Data to use start

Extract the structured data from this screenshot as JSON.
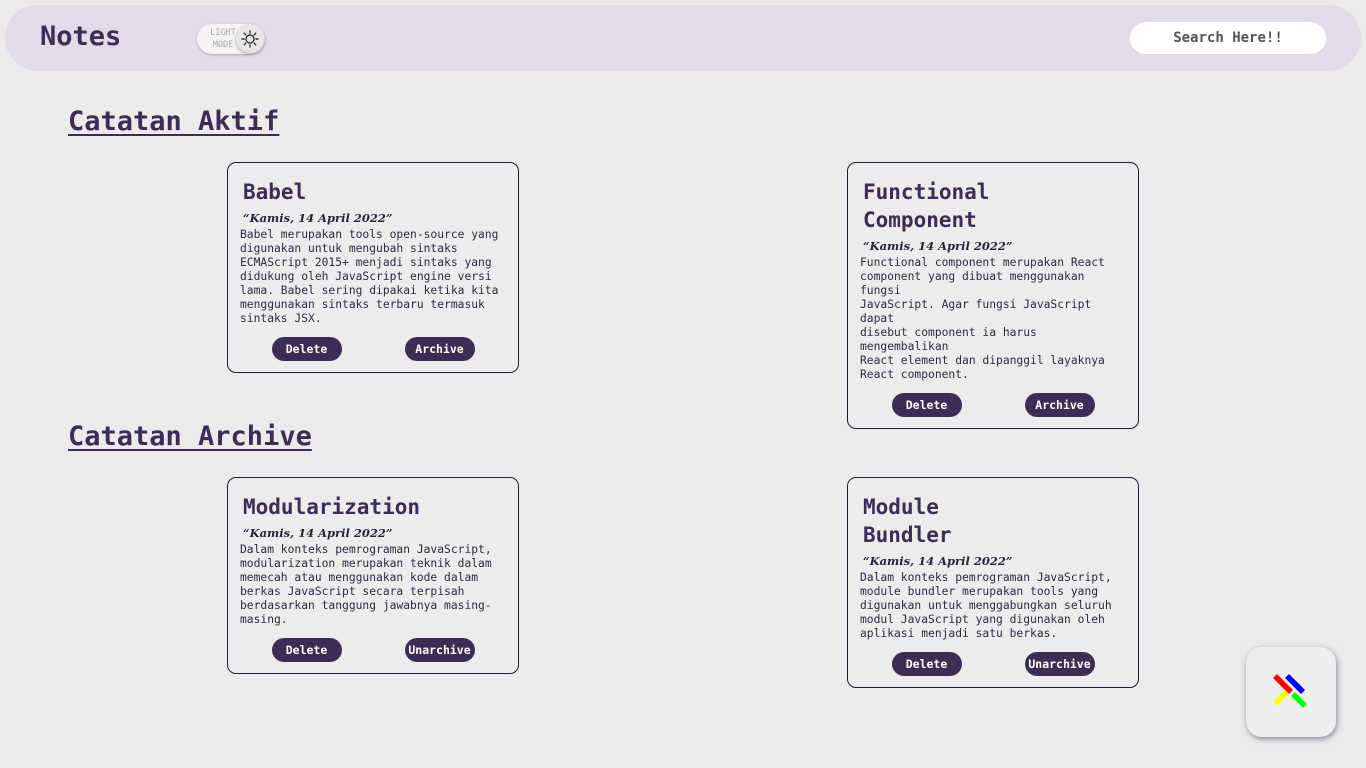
{
  "navbar": {
    "title": "Notes",
    "theme_toggle_label": "LIGHT MODE",
    "theme_icon": "sun-icon",
    "search_placeholder": "Search Here!!"
  },
  "sections": {
    "active_title": "Catatan Aktif",
    "archive_title": "Catatan Archive"
  },
  "active_notes": [
    {
      "title": "Babel",
      "date": "“Kamis, 14 April 2022”",
      "body": "Babel merupakan tools open-source yang\ndigunakan untuk mengubah sintaks\nECMAScript 2015+ menjadi sintaks yang\ndidukung oleh JavaScript engine versi\nlama. Babel sering dipakai ketika kita\nmenggunakan sintaks terbaru termasuk\nsintaks JSX.",
      "delete_label": "Delete",
      "archive_label": "Archive"
    },
    {
      "title": "Functional\nComponent",
      "date": "“Kamis, 14 April 2022”",
      "body": "Functional component merupakan React\ncomponent yang dibuat menggunakan fungsi\nJavaScript. Agar fungsi JavaScript dapat\ndisebut component ia harus mengembalikan\nReact element dan dipanggil layaknya\nReact component.",
      "delete_label": "Delete",
      "archive_label": "Archive"
    }
  ],
  "archived_notes": [
    {
      "title": "Modularization",
      "date": "“Kamis, 14 April 2022”",
      "body": "Dalam konteks pemrograman JavaScript,\nmodularization merupakan teknik dalam\nmemecah atau menggunakan kode dalam\nberkas JavaScript secara terpisah\nberdasarkan tanggung jawabnya masing-\nmasing.",
      "delete_label": "Delete",
      "unarchive_label": "Unarchive"
    },
    {
      "title": "Module\nBundler",
      "date": "“Kamis, 14 April 2022”",
      "body": "Dalam konteks pemrograman JavaScript,\nmodule bundler merupakan tools yang\ndigunakan untuk menggabungkan seluruh\nmodul JavaScript yang digunakan oleh\naplikasi menjadi satu berkas.",
      "delete_label": "Delete",
      "unarchive_label": "Unarchive"
    }
  ],
  "fab": {
    "icon": "add-note-icon",
    "colors": [
      "#ff0000",
      "#0000ff",
      "#ffff00",
      "#00ff00"
    ]
  },
  "colors": {
    "accent": "#3d2d55",
    "navbar_bg": "#e2dbea",
    "page_bg": "#ebebeb"
  }
}
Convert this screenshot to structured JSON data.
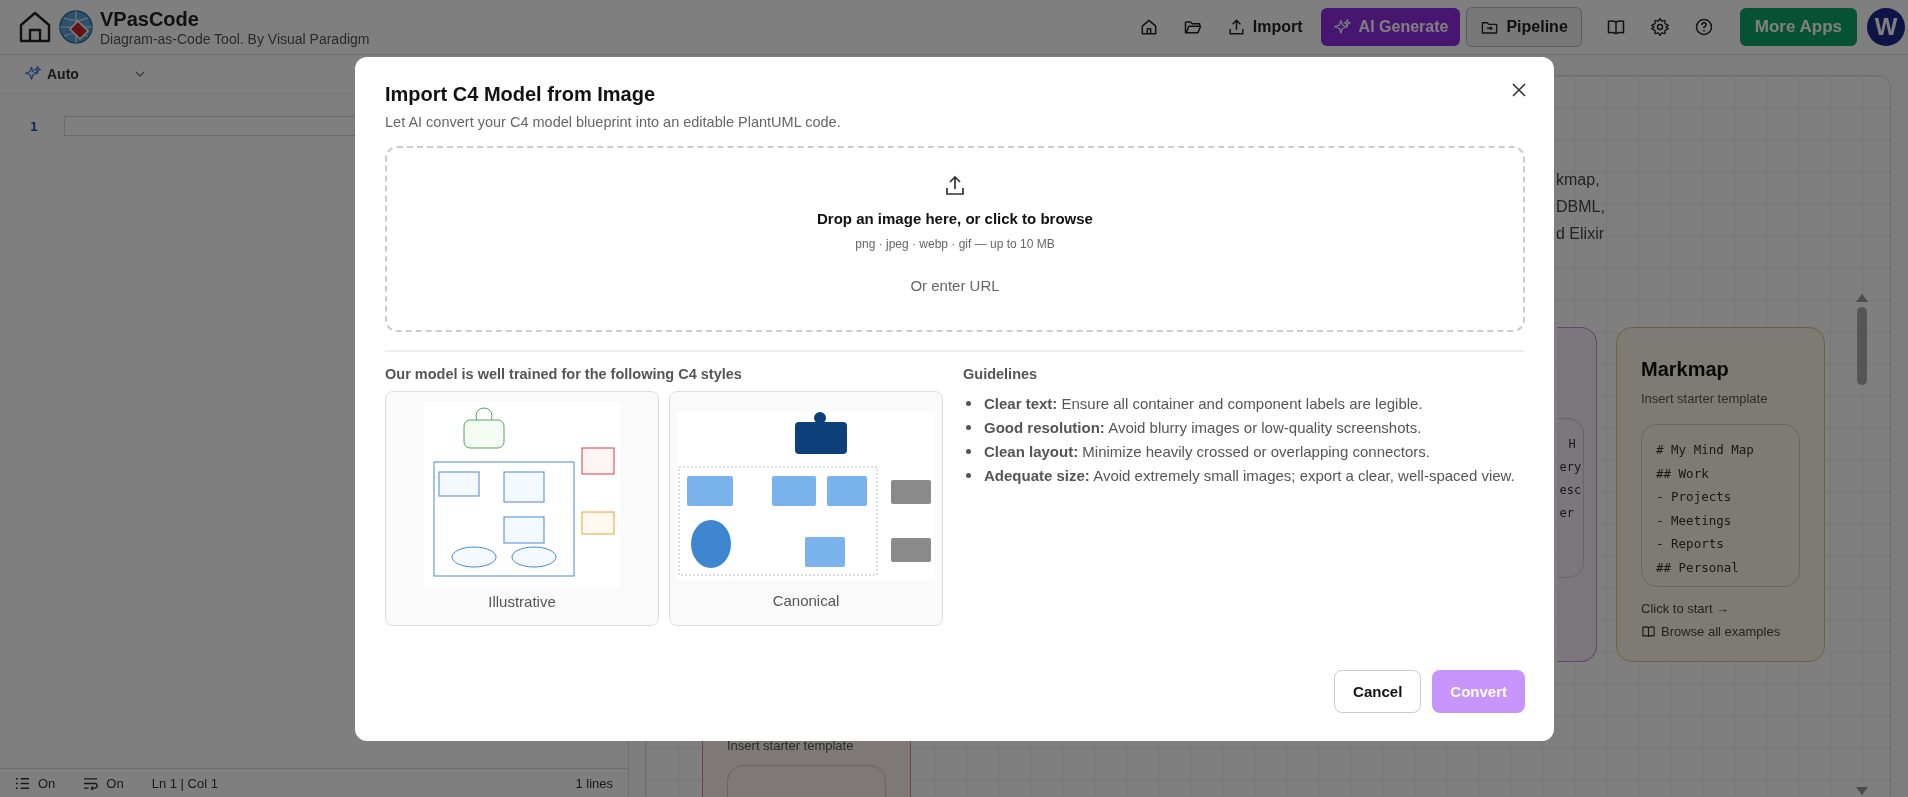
{
  "app": {
    "title": "VPasCode",
    "subtitle": "Diagram-as-Code Tool. By Visual Paradigm"
  },
  "nav": {
    "import": "Import",
    "ai_generate": "AI Generate",
    "pipeline": "Pipeline",
    "more_apps": "More Apps",
    "avatar": "W"
  },
  "editor": {
    "mode": "Auto",
    "line_numbers": [
      "1"
    ],
    "status": {
      "line_numbers": "On",
      "wrap": "On",
      "position": "Ln 1 | Col 1",
      "line_count": "1 lines"
    }
  },
  "canvas": {
    "intro_fragments": [
      "kmap,",
      "DBML,",
      "d Elixir"
    ],
    "cards": [
      {
        "kind": "partial",
        "code": [
          "H",
          "ery",
          "esc",
          "er"
        ]
      },
      {
        "kind": "template",
        "title": "Markmap",
        "subtitle": "Insert starter template",
        "code": [
          "# My Mind Map",
          "## Work",
          "- Projects",
          "- Meetings",
          "- Reports",
          "## Personal"
        ],
        "action": "Click to start →",
        "link": "Browse all examples"
      },
      {
        "kind": "lower",
        "subtitle": "Insert starter template"
      }
    ]
  },
  "modal": {
    "title": "Import C4 Model from Image",
    "subtitle": "Let AI convert your C4 model blueprint into an editable PlantUML code.",
    "dropzone": {
      "heading": "Drop an image here, or click to browse",
      "formats": "png · jpeg · webp · gif — up to 10 MB",
      "url_prompt": "Or enter URL"
    },
    "styles_heading": "Our model is well trained for the following C4 styles",
    "styles": [
      {
        "kind": "illustrative",
        "label": "Illustrative"
      },
      {
        "kind": "canonical",
        "label": "Canonical"
      }
    ],
    "guidelines_heading": "Guidelines",
    "guidelines": [
      "**Clear text:** Ensure all container and component labels are legible.",
      "**Good resolution:** Avoid blurry images or low-quality screenshots.",
      "**Clean layout:** Minimize heavily crossed or overlapping connectors.",
      "**Adequate size:** Avoid extremely small images; export a clear, well-spaced view."
    ],
    "cancel": "Cancel",
    "convert": {
      "label": "Convert",
      "disabled": true
    }
  }
}
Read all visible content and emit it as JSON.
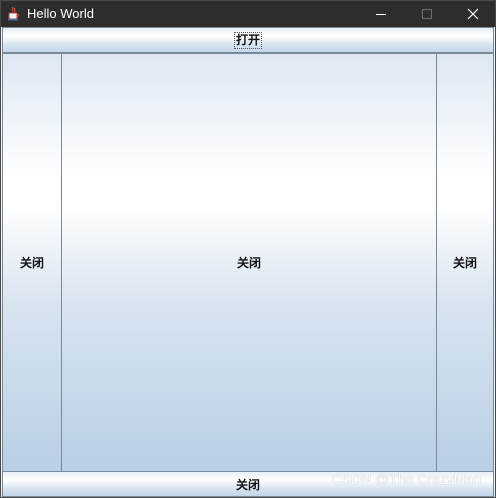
{
  "window": {
    "title": "Hello World",
    "icon": "java-cup-icon",
    "controls": {
      "minimize": "minimize-icon",
      "maximize": "maximize-icon",
      "close": "close-icon"
    }
  },
  "buttons": {
    "north": "打开",
    "west": "关闭",
    "center": "关闭",
    "east": "关闭",
    "south": "关闭"
  },
  "watermark": "CSDN @The CrazyMan",
  "colors": {
    "titlebar": "#2d2d2d",
    "button_border": "#7a8a99",
    "gradient_top": "#dde8f3",
    "gradient_mid": "#ffffff",
    "gradient_bottom": "#b9cfe5"
  }
}
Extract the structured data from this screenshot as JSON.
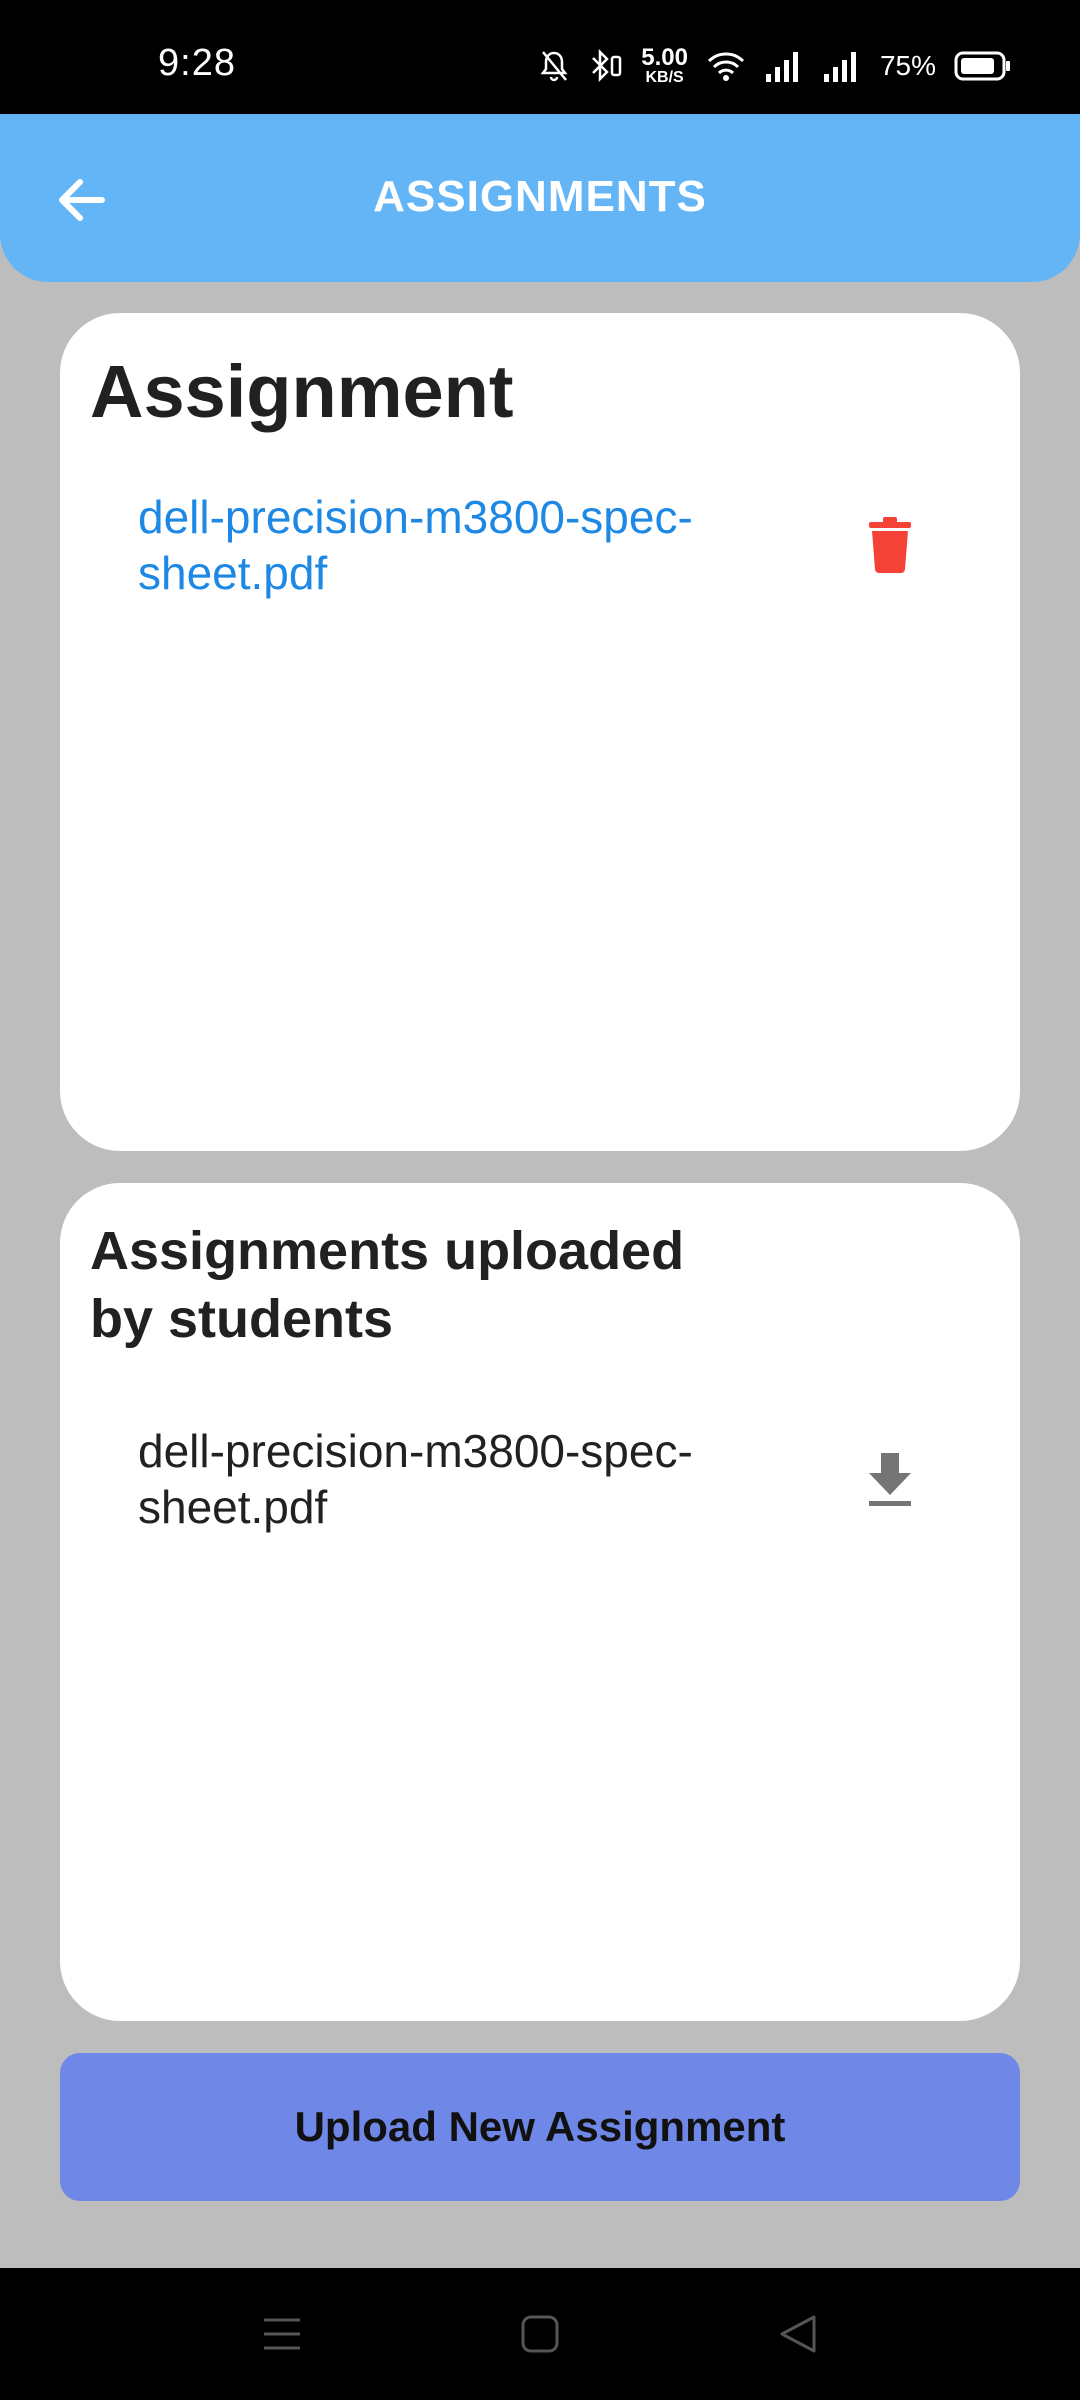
{
  "status_bar": {
    "time": "9:28",
    "net_speed_value": "5.00",
    "net_speed_unit": "KB/S",
    "battery_percent": "75%",
    "icons": [
      "mute-bell-icon",
      "bluetooth-icon",
      "wifi-icon",
      "signal-icon",
      "signal-icon",
      "battery-icon"
    ]
  },
  "app_bar": {
    "title": "ASSIGNMENTS",
    "back_icon": "arrow-left-icon",
    "color": "#64b5f6"
  },
  "assignment_card": {
    "title": "Assignment",
    "files": [
      {
        "name": "dell-precision-m3800-spec-sheet.pdf",
        "action_icon": "trash-icon",
        "action_color": "#f44336"
      }
    ]
  },
  "students_card": {
    "title": "Assignments uploaded by students",
    "files": [
      {
        "name": "dell-precision-m3800-spec-sheet.pdf",
        "action_icon": "download-icon"
      }
    ]
  },
  "upload_button": {
    "label": "Upload New Assignment",
    "color": "#6f87e6"
  },
  "nav_bar": {
    "icons": [
      "menu-icon",
      "home-icon",
      "back-triangle-icon"
    ]
  }
}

Data to use end

## Task prompt
What is needed is an exact reproduction of the data, pictures excluded.

## Correct output
Extract the structured data from this screenshot as JSON.
{
  "navbar": {
    "title": "Notes",
    "theme_toggle_label": "LIGHT MODE",
    "theme_icon": "sun-icon",
    "search_placeholder": "Search Here!!"
  },
  "sections": {
    "active_title": "Catatan Aktif",
    "archive_title": "Catatan Archive"
  },
  "active_notes": [
    {
      "title": "Babel",
      "date": "“Kamis, 14 April 2022”",
      "body": "Babel merupakan tools open-source yang\ndigunakan untuk mengubah sintaks\nECMAScript 2015+ menjadi sintaks yang\ndidukung oleh JavaScript engine versi\nlama. Babel sering dipakai ketika kita\nmenggunakan sintaks terbaru termasuk\nsintaks JSX.",
      "delete_label": "Delete",
      "archive_label": "Archive"
    },
    {
      "title": "Functional\nComponent",
      "date": "“Kamis, 14 April 2022”",
      "body": "Functional component merupakan React\ncomponent yang dibuat menggunakan fungsi\nJavaScript. Agar fungsi JavaScript dapat\ndisebut component ia harus mengembalikan\nReact element dan dipanggil layaknya\nReact component.",
      "delete_label": "Delete",
      "archive_label": "Archive"
    }
  ],
  "archived_notes": [
    {
      "title": "Modularization",
      "date": "“Kamis, 14 April 2022”",
      "body": "Dalam konteks pemrograman JavaScript,\nmodularization merupakan teknik dalam\nmemecah atau menggunakan kode dalam\nberkas JavaScript secara terpisah\nberdasarkan tanggung jawabnya masing-\nmasing.",
      "delete_label": "Delete",
      "unarchive_label": "Unarchive"
    },
    {
      "title": "Module\nBundler",
      "date": "“Kamis, 14 April 2022”",
      "body": "Dalam konteks pemrograman JavaScript,\nmodule bundler merupakan tools yang\ndigunakan untuk menggabungkan seluruh\nmodul JavaScript yang digunakan oleh\naplikasi menjadi satu berkas.",
      "delete_label": "Delete",
      "unarchive_label": "Unarchive"
    }
  ],
  "fab": {
    "icon": "add-note-icon",
    "colors": [
      "#ff0000",
      "#0000ff",
      "#ffff00",
      "#00ff00"
    ]
  },
  "colors": {
    "accent": "#3d2d55",
    "navbar_bg": "#e2dbea",
    "page_bg": "#ebebeb"
  }
}
Convert this screenshot to structured JSON data.
{
  "app": {
    "title": "VPasCode",
    "subtitle": "Diagram-as-Code Tool. By Visual Paradigm"
  },
  "nav": {
    "import": "Import",
    "ai_generate": "AI Generate",
    "pipeline": "Pipeline",
    "more_apps": "More Apps",
    "avatar": "W"
  },
  "editor": {
    "mode": "Auto",
    "line_numbers": [
      "1"
    ],
    "status": {
      "line_numbers": "On",
      "wrap": "On",
      "position": "Ln 1 | Col 1",
      "line_count": "1 lines"
    }
  },
  "canvas": {
    "intro_fragments": [
      "kmap,",
      "DBML,",
      "d Elixir"
    ],
    "cards": [
      {
        "kind": "partial",
        "code": [
          "H",
          "ery",
          "esc",
          "er"
        ]
      },
      {
        "kind": "template",
        "title": "Markmap",
        "subtitle": "Insert starter template",
        "code": [
          "# My Mind Map",
          "## Work",
          "- Projects",
          "- Meetings",
          "- Reports",
          "## Personal"
        ],
        "action": "Click to start →",
        "link": "Browse all examples"
      },
      {
        "kind": "lower",
        "subtitle": "Insert starter template"
      }
    ]
  },
  "modal": {
    "title": "Import C4 Model from Image",
    "subtitle": "Let AI convert your C4 model blueprint into an editable PlantUML code.",
    "dropzone": {
      "heading": "Drop an image here, or click to browse",
      "formats": "png · jpeg · webp · gif — up to 10 MB",
      "url_prompt": "Or enter URL"
    },
    "styles_heading": "Our model is well trained for the following C4 styles",
    "styles": [
      {
        "kind": "illustrative",
        "label": "Illustrative"
      },
      {
        "kind": "canonical",
        "label": "Canonical"
      }
    ],
    "guidelines_heading": "Guidelines",
    "guidelines": [
      "**Clear text:** Ensure all container and component labels are legible.",
      "**Good resolution:** Avoid blurry images or low-quality screenshots.",
      "**Clean layout:** Minimize heavily crossed or overlapping connectors.",
      "**Adequate size:** Avoid extremely small images; export a clear, well-spaced view."
    ],
    "cancel": "Cancel",
    "convert": {
      "label": "Convert",
      "disabled": true
    }
  }
}
Read all visible content and emit it as JSON.
{
  "window": {
    "title": "Hello World",
    "icon": "java-cup-icon",
    "controls": {
      "minimize": "minimize-icon",
      "maximize": "maximize-icon",
      "close": "close-icon"
    }
  },
  "buttons": {
    "north": "打开",
    "west": "关闭",
    "center": "关闭",
    "east": "关闭",
    "south": "关闭"
  },
  "watermark": "CSDN @The CrazyMan",
  "colors": {
    "titlebar": "#2d2d2d",
    "button_border": "#7a8a99",
    "gradient_top": "#dde8f3",
    "gradient_mid": "#ffffff",
    "gradient_bottom": "#b9cfe5"
  }
}
Extract the structured data from this screenshot as JSON.
{
  "status_bar": {
    "time": "9:28",
    "net_speed_value": "5.00",
    "net_speed_unit": "KB/S",
    "battery_percent": "75%",
    "icons": [
      "mute-bell-icon",
      "bluetooth-icon",
      "wifi-icon",
      "signal-icon",
      "signal-icon",
      "battery-icon"
    ]
  },
  "app_bar": {
    "title": "ASSIGNMENTS",
    "back_icon": "arrow-left-icon",
    "color": "#64b5f6"
  },
  "assignment_card": {
    "title": "Assignment",
    "files": [
      {
        "name": "dell-precision-m3800-spec-sheet.pdf",
        "action_icon": "trash-icon",
        "action_color": "#f44336"
      }
    ]
  },
  "students_card": {
    "title": "Assignments uploaded by students",
    "files": [
      {
        "name": "dell-precision-m3800-spec-sheet.pdf",
        "action_icon": "download-icon"
      }
    ]
  },
  "upload_button": {
    "label": "Upload New Assignment",
    "color": "#6f87e6"
  },
  "nav_bar": {
    "icons": [
      "menu-icon",
      "home-icon",
      "back-triangle-icon"
    ]
  }
}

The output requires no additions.